## Work instruction:
Where an entry holds an image, skip the image but reproduce the rest word for word.
□ □ □ □
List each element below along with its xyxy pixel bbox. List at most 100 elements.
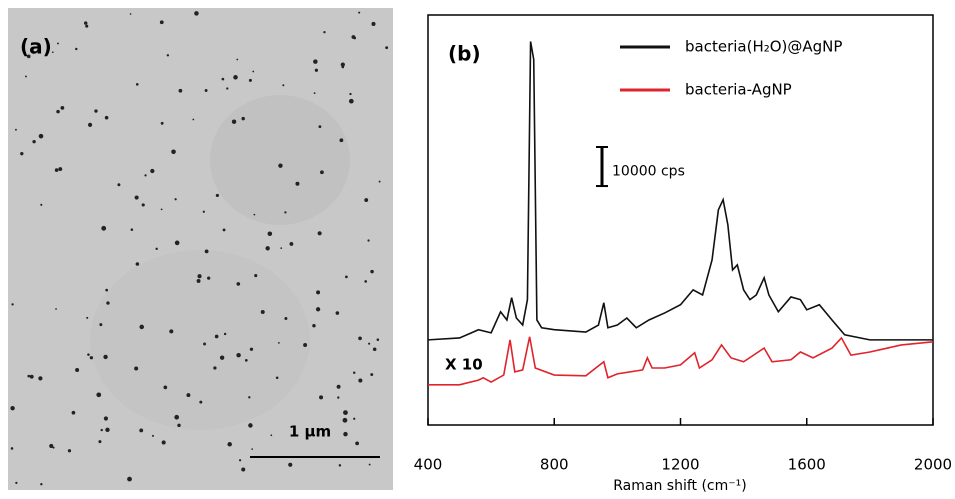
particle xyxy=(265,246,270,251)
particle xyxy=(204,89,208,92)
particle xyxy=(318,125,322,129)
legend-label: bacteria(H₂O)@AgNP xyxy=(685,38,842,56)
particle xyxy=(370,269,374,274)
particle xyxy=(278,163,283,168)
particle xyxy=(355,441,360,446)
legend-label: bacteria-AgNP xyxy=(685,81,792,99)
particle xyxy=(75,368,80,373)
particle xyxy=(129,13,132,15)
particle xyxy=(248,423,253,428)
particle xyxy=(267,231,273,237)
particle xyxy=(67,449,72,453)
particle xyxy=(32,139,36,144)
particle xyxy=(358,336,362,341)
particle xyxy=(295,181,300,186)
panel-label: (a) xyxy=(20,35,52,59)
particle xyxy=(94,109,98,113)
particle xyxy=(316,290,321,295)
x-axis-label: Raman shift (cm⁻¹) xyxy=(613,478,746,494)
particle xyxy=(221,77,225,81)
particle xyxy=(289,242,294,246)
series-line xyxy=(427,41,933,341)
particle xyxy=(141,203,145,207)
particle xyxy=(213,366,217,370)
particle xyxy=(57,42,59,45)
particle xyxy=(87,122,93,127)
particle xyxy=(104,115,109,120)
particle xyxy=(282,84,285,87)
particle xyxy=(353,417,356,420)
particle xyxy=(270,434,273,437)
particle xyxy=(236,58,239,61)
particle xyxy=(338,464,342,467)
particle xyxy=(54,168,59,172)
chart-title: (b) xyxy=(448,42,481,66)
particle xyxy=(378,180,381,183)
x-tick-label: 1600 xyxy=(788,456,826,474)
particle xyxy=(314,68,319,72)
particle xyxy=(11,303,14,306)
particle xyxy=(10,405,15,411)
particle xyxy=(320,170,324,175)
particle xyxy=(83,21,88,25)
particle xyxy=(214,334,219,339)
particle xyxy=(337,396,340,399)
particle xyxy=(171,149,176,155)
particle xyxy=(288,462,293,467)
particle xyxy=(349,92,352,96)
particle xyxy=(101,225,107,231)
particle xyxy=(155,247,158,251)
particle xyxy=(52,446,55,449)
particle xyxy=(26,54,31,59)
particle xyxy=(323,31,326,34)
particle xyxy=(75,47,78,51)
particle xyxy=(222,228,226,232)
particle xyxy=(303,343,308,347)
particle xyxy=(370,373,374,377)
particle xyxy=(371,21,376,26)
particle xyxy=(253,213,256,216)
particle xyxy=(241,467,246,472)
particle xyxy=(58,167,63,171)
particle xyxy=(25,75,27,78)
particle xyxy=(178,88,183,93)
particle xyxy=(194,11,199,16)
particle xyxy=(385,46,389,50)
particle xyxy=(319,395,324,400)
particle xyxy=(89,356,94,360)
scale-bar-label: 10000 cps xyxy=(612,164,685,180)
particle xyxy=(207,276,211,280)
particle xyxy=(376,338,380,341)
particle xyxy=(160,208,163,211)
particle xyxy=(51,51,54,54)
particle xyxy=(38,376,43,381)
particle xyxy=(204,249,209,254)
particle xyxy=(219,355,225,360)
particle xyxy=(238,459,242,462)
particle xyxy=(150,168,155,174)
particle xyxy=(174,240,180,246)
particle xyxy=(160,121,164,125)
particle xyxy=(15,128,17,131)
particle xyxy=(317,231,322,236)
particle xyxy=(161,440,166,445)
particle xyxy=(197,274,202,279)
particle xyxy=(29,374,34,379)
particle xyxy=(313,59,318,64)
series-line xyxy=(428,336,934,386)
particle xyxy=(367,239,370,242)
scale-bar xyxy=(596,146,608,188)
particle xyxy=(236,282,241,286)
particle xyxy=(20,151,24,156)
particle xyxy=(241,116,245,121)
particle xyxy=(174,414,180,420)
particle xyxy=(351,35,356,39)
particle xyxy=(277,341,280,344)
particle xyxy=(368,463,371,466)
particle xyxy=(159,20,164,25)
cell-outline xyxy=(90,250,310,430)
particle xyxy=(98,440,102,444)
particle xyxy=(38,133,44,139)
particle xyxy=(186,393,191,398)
□ □ □ □
## Reply:
List each element below along with its xyxy pixel bbox. List at most 100 elements.
particle xyxy=(265,246,270,251)
particle xyxy=(204,89,208,92)
particle xyxy=(318,125,322,129)
legend-label: bacteria(H₂O)@AgNP xyxy=(685,38,842,56)
particle xyxy=(370,269,374,274)
particle xyxy=(278,163,283,168)
particle xyxy=(355,441,360,446)
legend-label: bacteria-AgNP xyxy=(685,81,792,99)
particle xyxy=(75,368,80,373)
particle xyxy=(129,13,132,15)
particle xyxy=(248,423,253,428)
particle xyxy=(267,231,273,237)
particle xyxy=(67,449,72,453)
particle xyxy=(32,139,36,144)
particle xyxy=(358,336,362,341)
particle xyxy=(295,181,300,186)
panel-label: (a) xyxy=(20,35,52,59)
particle xyxy=(94,109,98,113)
particle xyxy=(316,290,321,295)
x-axis-label: Raman shift (cm⁻¹) xyxy=(613,478,746,494)
particle xyxy=(221,77,225,81)
particle xyxy=(289,242,294,246)
series-line xyxy=(427,41,933,341)
particle xyxy=(141,203,145,207)
particle xyxy=(213,366,217,370)
particle xyxy=(57,42,59,45)
particle xyxy=(87,122,93,127)
particle xyxy=(104,115,109,120)
particle xyxy=(282,84,285,87)
particle xyxy=(353,417,356,420)
particle xyxy=(270,434,273,437)
particle xyxy=(236,58,239,61)
particle xyxy=(338,464,342,467)
particle xyxy=(54,168,59,172)
chart-title: (b) xyxy=(448,42,481,66)
particle xyxy=(378,180,381,183)
x-tick-label: 1600 xyxy=(788,456,826,474)
particle xyxy=(314,68,319,72)
particle xyxy=(11,303,14,306)
particle xyxy=(10,405,15,411)
particle xyxy=(320,170,324,175)
particle xyxy=(83,21,88,25)
particle xyxy=(214,334,219,339)
particle xyxy=(337,396,340,399)
particle xyxy=(171,149,176,155)
particle xyxy=(288,462,293,467)
particle xyxy=(349,92,352,96)
particle xyxy=(101,225,107,231)
particle xyxy=(155,247,158,251)
particle xyxy=(52,446,55,449)
particle xyxy=(26,54,31,59)
particle xyxy=(323,31,326,34)
particle xyxy=(75,47,78,51)
particle xyxy=(222,228,226,232)
particle xyxy=(303,343,308,347)
particle xyxy=(370,373,374,377)
particle xyxy=(371,21,376,26)
particle xyxy=(253,213,256,216)
particle xyxy=(241,467,246,472)
particle xyxy=(58,167,63,171)
particle xyxy=(25,75,27,78)
particle xyxy=(178,88,183,93)
particle xyxy=(194,11,199,16)
particle xyxy=(385,46,389,50)
particle xyxy=(319,395,324,400)
particle xyxy=(89,356,94,360)
scale-bar-label: 10000 cps xyxy=(612,164,685,180)
particle xyxy=(207,276,211,280)
particle xyxy=(376,338,380,341)
particle xyxy=(160,208,163,211)
particle xyxy=(51,51,54,54)
particle xyxy=(38,376,43,381)
particle xyxy=(204,249,209,254)
particle xyxy=(219,355,225,360)
particle xyxy=(238,459,242,462)
particle xyxy=(150,168,155,174)
particle xyxy=(174,240,180,246)
particle xyxy=(160,121,164,125)
particle xyxy=(15,128,17,131)
particle xyxy=(317,231,322,236)
particle xyxy=(161,440,166,445)
particle xyxy=(197,274,202,279)
particle xyxy=(29,374,34,379)
particle xyxy=(313,59,318,64)
series-line xyxy=(428,336,934,386)
particle xyxy=(367,239,370,242)
scale-bar xyxy=(596,146,608,188)
particle xyxy=(236,282,241,286)
particle xyxy=(20,151,24,156)
particle xyxy=(241,116,245,121)
particle xyxy=(174,414,180,420)
particle xyxy=(351,35,356,39)
particle xyxy=(277,341,280,344)
particle xyxy=(368,463,371,466)
particle xyxy=(159,20,164,25)
cell-outline xyxy=(90,250,310,430)
particle xyxy=(98,440,102,444)
particle xyxy=(38,133,44,139)
particle xyxy=(186,393,191,398)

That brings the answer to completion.